RECORDS SUPPLIED:

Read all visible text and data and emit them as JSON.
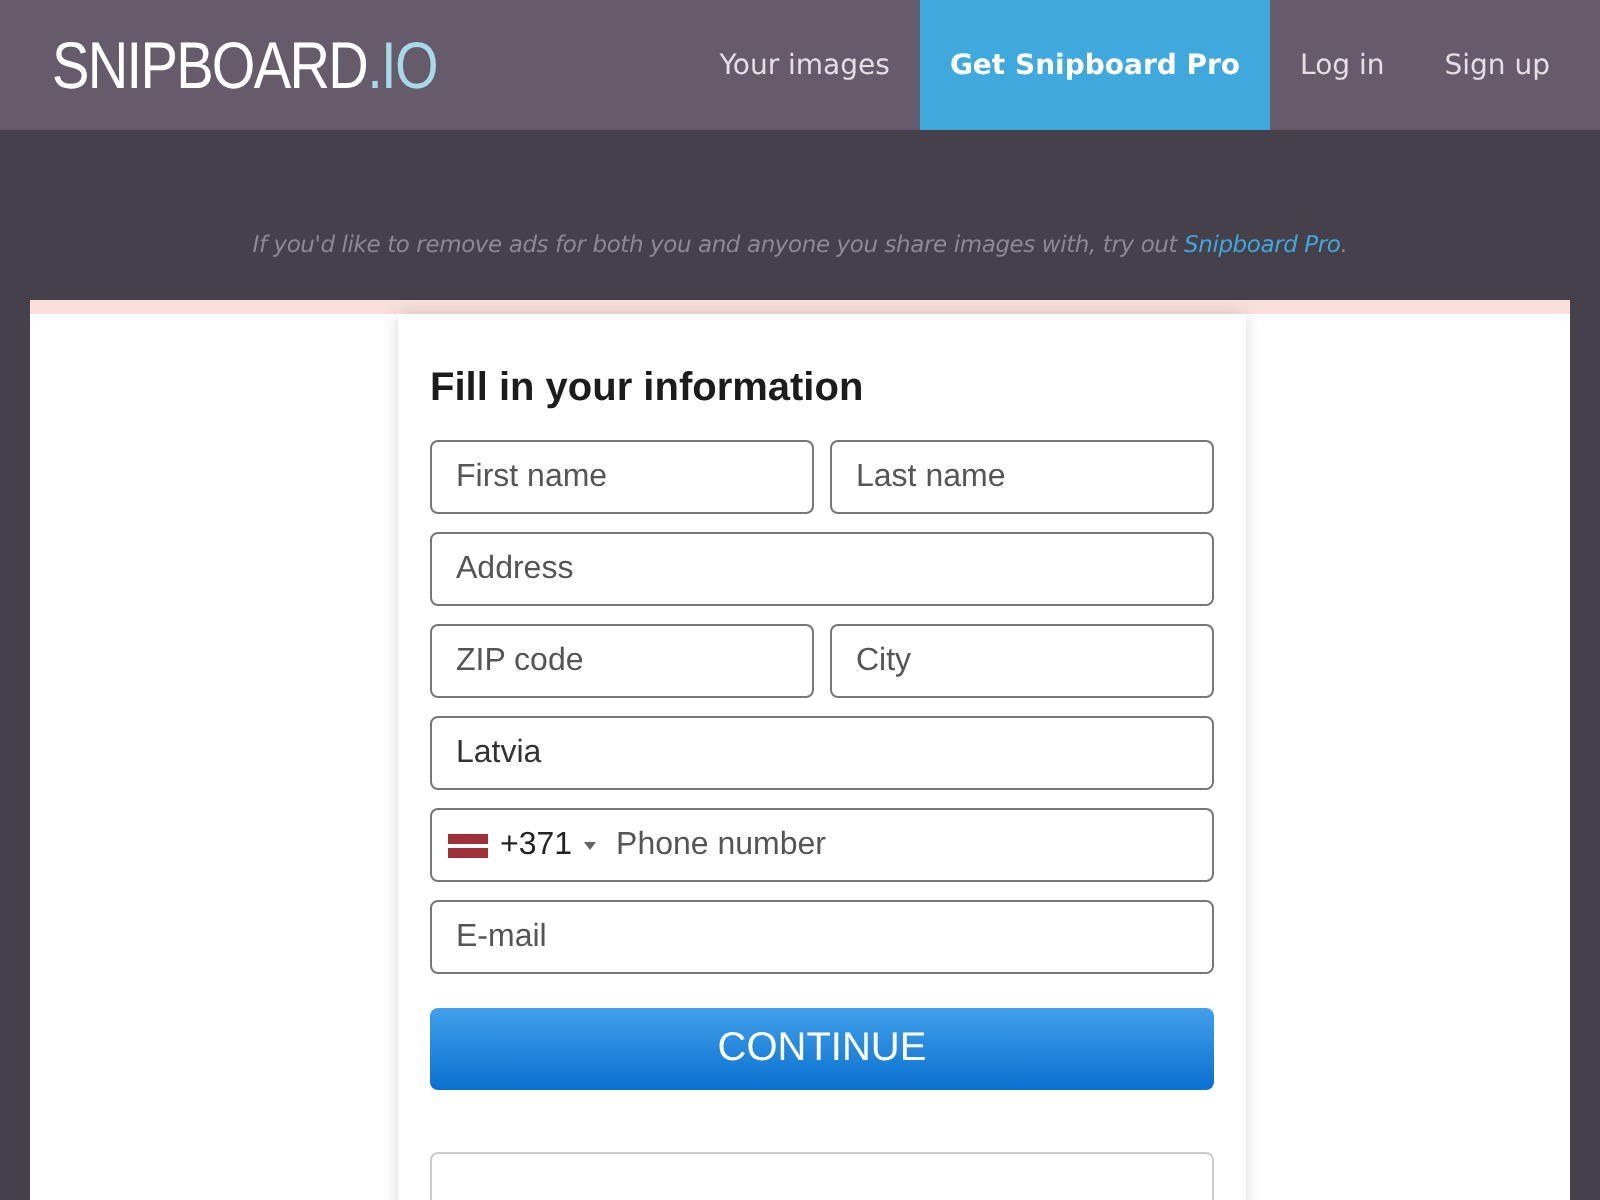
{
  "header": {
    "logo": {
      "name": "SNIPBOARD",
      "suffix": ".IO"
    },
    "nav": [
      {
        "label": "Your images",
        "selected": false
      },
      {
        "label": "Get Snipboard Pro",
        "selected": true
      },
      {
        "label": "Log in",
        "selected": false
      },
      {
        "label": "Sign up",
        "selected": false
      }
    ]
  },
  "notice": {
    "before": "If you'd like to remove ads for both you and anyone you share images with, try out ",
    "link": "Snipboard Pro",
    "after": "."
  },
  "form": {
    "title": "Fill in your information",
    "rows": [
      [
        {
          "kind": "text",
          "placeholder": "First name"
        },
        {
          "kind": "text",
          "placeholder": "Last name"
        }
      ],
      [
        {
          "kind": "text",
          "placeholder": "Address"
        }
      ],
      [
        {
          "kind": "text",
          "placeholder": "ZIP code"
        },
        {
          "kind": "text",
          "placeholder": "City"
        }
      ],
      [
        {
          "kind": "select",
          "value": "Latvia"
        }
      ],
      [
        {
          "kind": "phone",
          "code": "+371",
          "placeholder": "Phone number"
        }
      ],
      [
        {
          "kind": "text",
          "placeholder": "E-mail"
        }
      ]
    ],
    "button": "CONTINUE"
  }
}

DIRECTIONS FOR THIS TASK:
Your copy should repeat each entry above exactly but contain no pictures.

FINAL ANSWER:
Read all visible text and data and emit them as JSON.
{
  "header": {
    "logo": {
      "name": "SNIPBOARD",
      "suffix": ".IO"
    },
    "nav": [
      {
        "label": "Your images",
        "selected": false
      },
      {
        "label": "Get Snipboard Pro",
        "selected": true
      },
      {
        "label": "Log in",
        "selected": false
      },
      {
        "label": "Sign up",
        "selected": false
      }
    ]
  },
  "notice": {
    "before": "If you'd like to remove ads for both you and anyone you share images with, try out ",
    "link": "Snipboard Pro",
    "after": "."
  },
  "form": {
    "title": "Fill in your information",
    "rows": [
      [
        {
          "kind": "text",
          "placeholder": "First name"
        },
        {
          "kind": "text",
          "placeholder": "Last name"
        }
      ],
      [
        {
          "kind": "text",
          "placeholder": "Address"
        }
      ],
      [
        {
          "kind": "text",
          "placeholder": "ZIP code"
        },
        {
          "kind": "text",
          "placeholder": "City"
        }
      ],
      [
        {
          "kind": "select",
          "value": "Latvia"
        }
      ],
      [
        {
          "kind": "phone",
          "code": "+371",
          "placeholder": "Phone number"
        }
      ],
      [
        {
          "kind": "text",
          "placeholder": "E-mail"
        }
      ]
    ],
    "button": "CONTINUE"
  }
}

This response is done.